┏━━
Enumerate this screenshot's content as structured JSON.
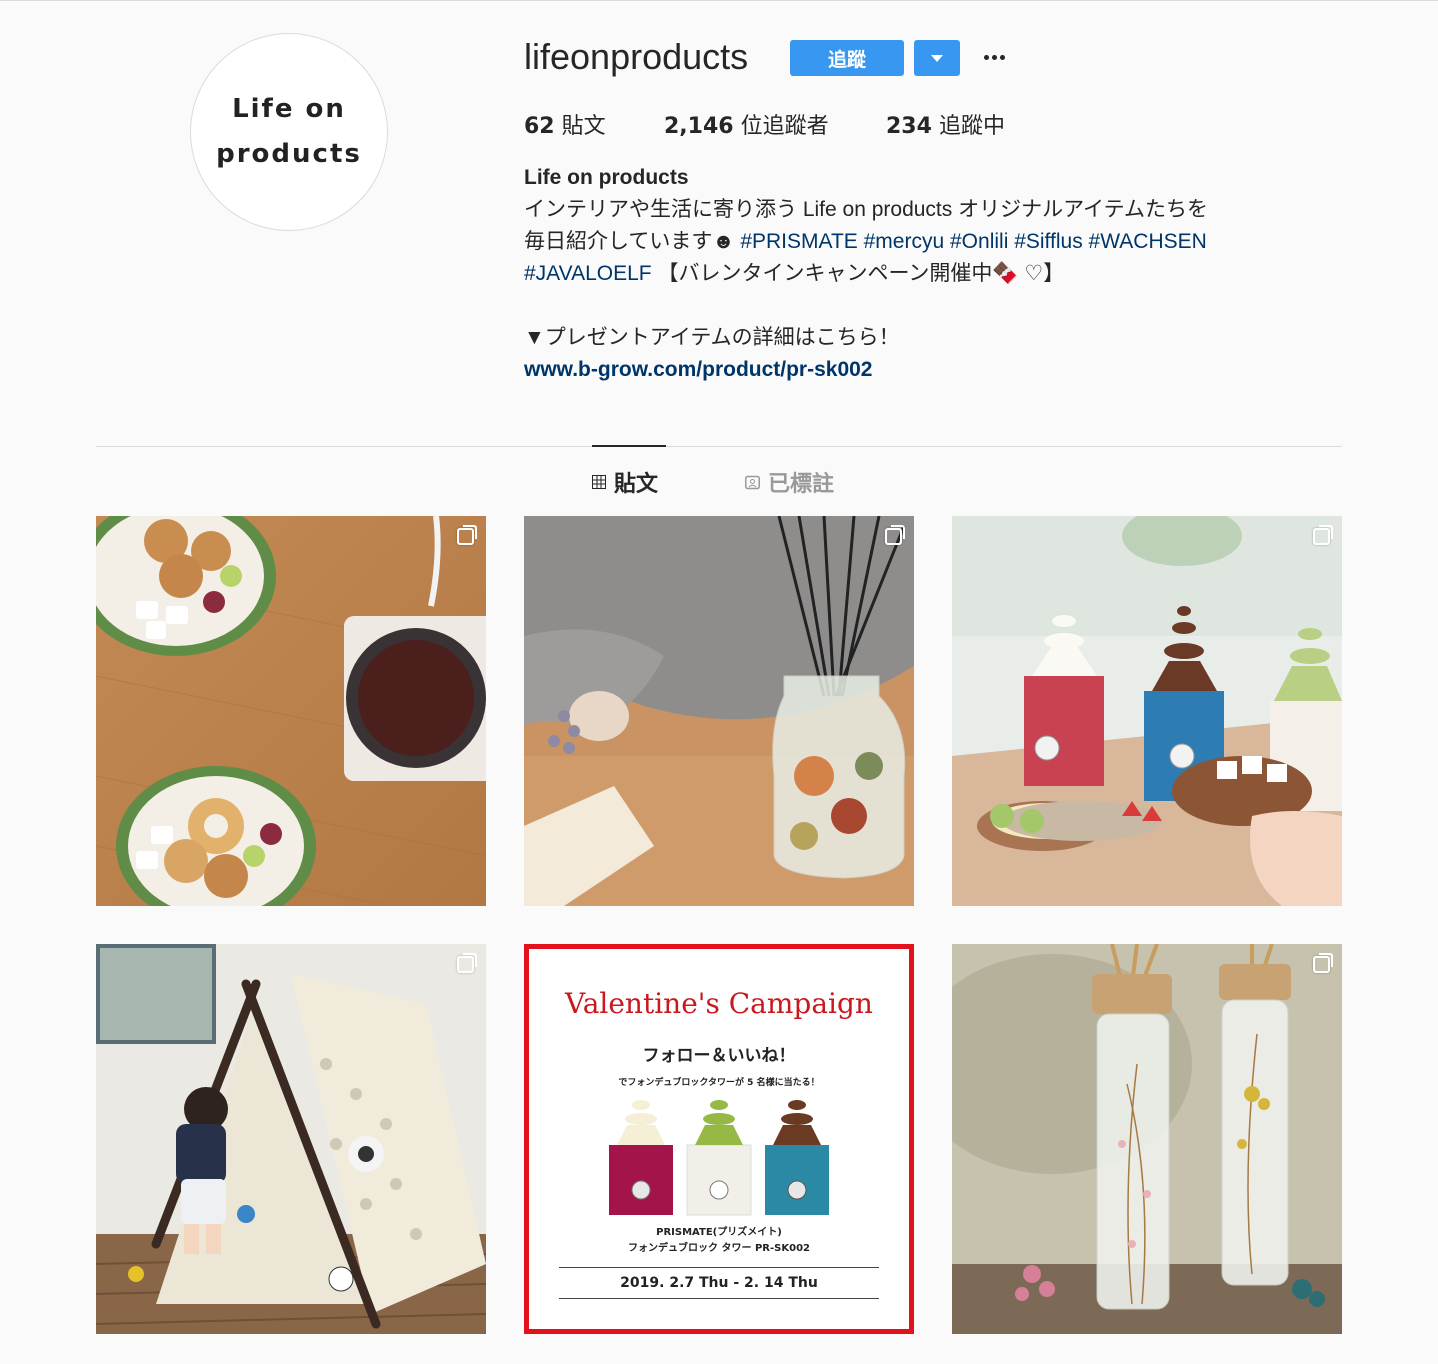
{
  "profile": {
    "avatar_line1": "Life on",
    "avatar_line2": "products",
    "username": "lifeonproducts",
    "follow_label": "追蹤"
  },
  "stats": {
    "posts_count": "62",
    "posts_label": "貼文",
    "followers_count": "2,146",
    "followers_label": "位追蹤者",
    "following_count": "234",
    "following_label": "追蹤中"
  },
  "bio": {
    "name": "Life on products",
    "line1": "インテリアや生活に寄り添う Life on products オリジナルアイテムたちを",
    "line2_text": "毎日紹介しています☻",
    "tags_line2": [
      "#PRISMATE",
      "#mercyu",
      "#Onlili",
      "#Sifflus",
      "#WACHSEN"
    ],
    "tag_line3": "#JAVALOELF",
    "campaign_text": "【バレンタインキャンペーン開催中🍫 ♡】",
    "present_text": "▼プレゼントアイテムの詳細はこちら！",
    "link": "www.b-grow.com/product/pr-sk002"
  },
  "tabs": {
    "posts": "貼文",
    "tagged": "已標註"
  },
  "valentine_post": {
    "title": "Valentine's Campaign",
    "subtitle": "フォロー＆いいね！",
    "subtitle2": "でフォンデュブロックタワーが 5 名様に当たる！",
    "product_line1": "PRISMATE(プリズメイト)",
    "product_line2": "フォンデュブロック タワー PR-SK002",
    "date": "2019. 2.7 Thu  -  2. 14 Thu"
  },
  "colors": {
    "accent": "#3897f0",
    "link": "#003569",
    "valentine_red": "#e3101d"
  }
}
┗━━
Work to do:
Output all the records, word for word, with no pictures in the copy.

Exercise result:
Enumerate this screenshot's content as structured JSON.
{
  "profile": {
    "avatar_line1": "Life on",
    "avatar_line2": "products",
    "username": "lifeonproducts",
    "follow_label": "追蹤"
  },
  "stats": {
    "posts_count": "62",
    "posts_label": "貼文",
    "followers_count": "2,146",
    "followers_label": "位追蹤者",
    "following_count": "234",
    "following_label": "追蹤中"
  },
  "bio": {
    "name": "Life on products",
    "line1": "インテリアや生活に寄り添う Life on products オリジナルアイテムたちを",
    "line2_text": "毎日紹介しています☻",
    "tags_line2": [
      "#PRISMATE",
      "#mercyu",
      "#Onlili",
      "#Sifflus",
      "#WACHSEN"
    ],
    "tag_line3": "#JAVALOELF",
    "campaign_text": "【バレンタインキャンペーン開催中🍫 ♡】",
    "present_text": "▼プレゼントアイテムの詳細はこちら！",
    "link": "www.b-grow.com/product/pr-sk002"
  },
  "tabs": {
    "posts": "貼文",
    "tagged": "已標註"
  },
  "valentine_post": {
    "title": "Valentine's Campaign",
    "subtitle": "フォロー＆いいね！",
    "subtitle2": "でフォンデュブロックタワーが 5 名様に当たる！",
    "product_line1": "PRISMATE(プリズメイト)",
    "product_line2": "フォンデュブロック タワー PR-SK002",
    "date": "2019. 2.7 Thu  -  2. 14 Thu"
  },
  "colors": {
    "accent": "#3897f0",
    "link": "#003569",
    "valentine_red": "#e3101d"
  }
}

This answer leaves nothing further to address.